>> Begin
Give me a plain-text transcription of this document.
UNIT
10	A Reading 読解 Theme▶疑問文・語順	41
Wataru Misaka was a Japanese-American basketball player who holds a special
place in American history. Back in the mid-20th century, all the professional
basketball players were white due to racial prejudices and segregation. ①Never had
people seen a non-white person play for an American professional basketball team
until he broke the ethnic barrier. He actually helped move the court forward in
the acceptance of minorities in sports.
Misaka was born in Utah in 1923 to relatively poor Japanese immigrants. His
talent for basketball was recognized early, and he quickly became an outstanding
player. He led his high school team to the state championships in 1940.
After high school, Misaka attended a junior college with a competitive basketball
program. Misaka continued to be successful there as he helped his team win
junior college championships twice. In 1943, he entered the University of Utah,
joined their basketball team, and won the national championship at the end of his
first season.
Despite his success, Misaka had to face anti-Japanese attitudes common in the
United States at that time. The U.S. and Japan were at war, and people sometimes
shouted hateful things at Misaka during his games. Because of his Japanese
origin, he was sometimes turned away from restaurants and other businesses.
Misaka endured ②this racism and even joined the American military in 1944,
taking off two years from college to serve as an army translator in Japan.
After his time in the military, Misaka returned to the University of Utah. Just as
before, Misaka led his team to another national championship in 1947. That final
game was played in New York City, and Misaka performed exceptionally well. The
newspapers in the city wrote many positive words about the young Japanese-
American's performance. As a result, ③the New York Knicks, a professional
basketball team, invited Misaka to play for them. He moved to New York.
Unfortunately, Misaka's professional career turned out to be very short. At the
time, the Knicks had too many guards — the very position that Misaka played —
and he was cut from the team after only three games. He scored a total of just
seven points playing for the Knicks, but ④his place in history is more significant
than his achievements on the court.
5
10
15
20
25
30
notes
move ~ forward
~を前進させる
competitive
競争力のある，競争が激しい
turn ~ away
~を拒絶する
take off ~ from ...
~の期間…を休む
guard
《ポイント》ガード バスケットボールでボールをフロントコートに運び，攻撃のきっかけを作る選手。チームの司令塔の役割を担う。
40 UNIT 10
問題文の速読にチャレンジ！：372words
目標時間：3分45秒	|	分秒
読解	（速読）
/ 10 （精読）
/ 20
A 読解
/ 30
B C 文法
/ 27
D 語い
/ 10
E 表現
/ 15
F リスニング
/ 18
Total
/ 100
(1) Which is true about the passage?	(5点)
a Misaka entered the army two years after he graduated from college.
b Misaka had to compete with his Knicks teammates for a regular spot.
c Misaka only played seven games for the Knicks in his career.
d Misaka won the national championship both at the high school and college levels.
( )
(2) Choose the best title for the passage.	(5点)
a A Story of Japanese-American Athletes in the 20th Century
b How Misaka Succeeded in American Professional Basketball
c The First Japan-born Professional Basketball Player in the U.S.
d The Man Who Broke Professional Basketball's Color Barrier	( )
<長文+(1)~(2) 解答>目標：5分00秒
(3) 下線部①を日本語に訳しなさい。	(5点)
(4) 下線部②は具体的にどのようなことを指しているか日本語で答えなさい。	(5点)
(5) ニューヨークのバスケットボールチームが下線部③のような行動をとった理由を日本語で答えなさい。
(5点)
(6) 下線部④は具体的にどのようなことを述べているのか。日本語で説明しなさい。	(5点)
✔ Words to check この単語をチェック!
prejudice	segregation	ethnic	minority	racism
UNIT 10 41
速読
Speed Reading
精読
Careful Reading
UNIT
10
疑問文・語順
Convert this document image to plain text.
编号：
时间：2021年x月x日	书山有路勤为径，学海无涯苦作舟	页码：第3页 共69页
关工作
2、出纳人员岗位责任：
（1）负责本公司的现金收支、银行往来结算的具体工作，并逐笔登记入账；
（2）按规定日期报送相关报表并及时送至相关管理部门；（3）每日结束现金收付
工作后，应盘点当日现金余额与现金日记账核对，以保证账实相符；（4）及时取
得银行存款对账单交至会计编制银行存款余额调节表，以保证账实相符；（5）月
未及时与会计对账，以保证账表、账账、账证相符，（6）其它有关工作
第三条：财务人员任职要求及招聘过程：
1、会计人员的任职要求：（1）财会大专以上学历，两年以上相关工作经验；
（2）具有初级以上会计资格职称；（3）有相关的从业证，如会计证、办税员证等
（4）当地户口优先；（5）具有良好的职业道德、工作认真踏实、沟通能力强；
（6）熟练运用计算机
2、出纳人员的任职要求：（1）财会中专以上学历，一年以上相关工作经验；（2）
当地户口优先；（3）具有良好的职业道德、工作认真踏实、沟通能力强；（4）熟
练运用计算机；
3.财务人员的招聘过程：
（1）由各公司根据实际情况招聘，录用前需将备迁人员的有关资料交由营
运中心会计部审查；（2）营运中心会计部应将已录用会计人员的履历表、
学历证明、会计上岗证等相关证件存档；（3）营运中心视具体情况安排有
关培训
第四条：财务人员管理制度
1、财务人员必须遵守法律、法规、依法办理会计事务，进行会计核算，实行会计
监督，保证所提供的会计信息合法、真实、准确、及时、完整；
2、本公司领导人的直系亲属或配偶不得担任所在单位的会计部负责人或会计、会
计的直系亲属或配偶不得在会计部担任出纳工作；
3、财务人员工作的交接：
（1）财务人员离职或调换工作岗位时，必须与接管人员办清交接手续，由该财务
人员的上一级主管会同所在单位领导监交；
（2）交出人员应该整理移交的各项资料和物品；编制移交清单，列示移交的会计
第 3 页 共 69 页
>> End
INSTRUCTIONS TO FOLLOW: Extract, from the material above, each line holding the word "forward".

ANSWER TO THIS EXERCISE:
until he broke the ethnic barrier. He actually helped move the court forward in
move ~ forward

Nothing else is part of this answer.